(Dataset entries on figures)
• • • • • • •
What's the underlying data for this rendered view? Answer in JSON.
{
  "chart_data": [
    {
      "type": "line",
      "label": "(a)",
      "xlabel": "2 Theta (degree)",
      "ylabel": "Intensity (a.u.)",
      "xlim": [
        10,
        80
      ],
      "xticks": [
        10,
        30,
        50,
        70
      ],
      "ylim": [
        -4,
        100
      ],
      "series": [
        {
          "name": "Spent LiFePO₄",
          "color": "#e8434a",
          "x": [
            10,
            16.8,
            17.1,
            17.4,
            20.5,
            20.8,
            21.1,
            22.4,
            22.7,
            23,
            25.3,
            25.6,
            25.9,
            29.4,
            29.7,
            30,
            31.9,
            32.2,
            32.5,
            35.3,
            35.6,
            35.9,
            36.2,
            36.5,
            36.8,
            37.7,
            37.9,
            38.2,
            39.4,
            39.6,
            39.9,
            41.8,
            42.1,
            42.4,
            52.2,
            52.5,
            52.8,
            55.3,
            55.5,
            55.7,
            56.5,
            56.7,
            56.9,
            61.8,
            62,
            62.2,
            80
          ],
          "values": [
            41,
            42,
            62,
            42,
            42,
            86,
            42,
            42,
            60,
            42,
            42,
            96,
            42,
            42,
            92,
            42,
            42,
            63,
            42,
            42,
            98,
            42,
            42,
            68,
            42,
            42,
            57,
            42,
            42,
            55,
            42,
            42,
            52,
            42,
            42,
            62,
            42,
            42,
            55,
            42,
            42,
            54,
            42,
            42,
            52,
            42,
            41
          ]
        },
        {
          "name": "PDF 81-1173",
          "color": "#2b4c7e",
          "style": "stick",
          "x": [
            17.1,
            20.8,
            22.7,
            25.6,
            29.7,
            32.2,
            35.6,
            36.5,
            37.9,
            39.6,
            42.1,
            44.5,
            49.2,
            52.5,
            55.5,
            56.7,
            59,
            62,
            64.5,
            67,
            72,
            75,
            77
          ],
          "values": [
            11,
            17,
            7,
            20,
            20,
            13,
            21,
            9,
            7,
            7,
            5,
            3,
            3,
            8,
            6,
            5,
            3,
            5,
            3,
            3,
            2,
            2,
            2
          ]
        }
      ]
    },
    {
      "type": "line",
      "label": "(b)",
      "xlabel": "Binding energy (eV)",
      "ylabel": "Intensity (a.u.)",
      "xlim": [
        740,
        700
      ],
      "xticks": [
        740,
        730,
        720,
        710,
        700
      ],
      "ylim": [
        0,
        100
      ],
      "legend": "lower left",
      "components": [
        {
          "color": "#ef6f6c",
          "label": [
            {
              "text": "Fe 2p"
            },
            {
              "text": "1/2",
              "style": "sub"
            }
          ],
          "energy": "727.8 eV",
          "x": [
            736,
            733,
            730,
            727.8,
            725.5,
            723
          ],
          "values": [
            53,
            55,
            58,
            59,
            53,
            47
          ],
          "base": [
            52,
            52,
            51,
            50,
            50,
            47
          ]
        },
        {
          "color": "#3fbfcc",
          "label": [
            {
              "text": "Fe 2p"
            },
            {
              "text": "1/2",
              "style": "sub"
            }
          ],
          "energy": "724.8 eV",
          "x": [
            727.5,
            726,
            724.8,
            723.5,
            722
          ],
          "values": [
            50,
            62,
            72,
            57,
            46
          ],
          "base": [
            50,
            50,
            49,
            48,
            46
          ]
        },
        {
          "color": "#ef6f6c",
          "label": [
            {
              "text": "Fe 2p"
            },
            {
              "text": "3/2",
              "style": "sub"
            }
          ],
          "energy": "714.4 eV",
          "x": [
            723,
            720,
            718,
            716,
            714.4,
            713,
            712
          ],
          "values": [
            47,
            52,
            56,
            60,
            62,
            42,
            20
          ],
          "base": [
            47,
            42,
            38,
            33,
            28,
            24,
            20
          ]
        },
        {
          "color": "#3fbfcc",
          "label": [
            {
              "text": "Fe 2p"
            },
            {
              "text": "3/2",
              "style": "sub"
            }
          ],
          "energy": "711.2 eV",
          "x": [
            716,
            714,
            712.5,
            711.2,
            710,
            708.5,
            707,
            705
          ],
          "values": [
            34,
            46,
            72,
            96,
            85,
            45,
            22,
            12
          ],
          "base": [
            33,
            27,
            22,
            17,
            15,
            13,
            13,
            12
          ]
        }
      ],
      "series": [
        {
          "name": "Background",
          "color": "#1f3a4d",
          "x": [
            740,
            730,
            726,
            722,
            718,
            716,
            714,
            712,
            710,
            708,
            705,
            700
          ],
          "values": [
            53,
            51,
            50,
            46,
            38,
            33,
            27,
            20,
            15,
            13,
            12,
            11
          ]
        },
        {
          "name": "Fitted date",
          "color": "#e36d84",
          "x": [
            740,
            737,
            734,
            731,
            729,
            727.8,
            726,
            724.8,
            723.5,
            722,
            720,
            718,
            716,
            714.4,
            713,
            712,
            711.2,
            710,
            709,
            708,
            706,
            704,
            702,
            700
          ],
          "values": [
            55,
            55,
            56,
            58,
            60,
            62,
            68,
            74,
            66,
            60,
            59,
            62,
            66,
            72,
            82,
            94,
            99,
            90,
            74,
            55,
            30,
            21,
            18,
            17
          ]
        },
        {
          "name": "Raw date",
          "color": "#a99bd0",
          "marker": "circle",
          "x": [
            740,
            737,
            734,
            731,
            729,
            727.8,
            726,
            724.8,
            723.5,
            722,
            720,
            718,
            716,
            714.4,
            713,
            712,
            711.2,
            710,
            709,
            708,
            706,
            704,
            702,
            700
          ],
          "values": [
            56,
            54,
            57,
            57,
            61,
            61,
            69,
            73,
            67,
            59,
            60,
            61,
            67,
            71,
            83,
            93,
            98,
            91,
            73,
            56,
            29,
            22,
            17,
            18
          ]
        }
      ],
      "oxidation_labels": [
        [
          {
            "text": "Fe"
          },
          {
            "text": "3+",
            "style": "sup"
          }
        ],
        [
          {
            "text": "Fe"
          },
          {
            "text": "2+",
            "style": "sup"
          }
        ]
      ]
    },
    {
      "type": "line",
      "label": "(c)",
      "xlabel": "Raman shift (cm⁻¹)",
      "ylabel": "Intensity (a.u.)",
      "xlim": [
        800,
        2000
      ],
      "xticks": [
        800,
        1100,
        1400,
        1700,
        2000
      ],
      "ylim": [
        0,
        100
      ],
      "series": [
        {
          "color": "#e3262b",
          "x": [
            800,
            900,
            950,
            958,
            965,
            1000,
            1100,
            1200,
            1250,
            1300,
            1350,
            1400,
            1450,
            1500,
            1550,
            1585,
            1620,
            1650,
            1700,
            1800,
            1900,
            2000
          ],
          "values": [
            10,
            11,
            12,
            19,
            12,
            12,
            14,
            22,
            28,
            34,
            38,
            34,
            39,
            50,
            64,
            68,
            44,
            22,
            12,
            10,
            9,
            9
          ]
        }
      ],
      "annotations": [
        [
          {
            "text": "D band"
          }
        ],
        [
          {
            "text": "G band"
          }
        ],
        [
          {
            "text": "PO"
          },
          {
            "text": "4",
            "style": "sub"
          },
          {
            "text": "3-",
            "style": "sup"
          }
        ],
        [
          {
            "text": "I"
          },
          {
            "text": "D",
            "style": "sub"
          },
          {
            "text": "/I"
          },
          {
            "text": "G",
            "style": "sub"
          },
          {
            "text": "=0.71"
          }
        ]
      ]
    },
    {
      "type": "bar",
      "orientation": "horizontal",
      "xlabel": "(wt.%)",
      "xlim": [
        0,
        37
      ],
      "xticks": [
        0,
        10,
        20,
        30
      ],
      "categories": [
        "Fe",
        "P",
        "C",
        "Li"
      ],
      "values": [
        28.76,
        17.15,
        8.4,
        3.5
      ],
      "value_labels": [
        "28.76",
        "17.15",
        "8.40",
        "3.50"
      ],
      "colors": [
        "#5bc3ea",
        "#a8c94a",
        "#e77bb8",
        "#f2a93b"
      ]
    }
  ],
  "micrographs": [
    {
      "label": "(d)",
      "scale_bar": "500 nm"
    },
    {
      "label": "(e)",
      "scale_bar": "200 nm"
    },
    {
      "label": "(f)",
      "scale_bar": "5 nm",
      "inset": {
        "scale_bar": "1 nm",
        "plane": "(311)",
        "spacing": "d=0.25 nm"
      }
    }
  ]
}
• • • • • • •
Written exercise: What is the number of lines in the records above that include the word "energy"? Reply with that number and nothing more.

Reply to the task: 5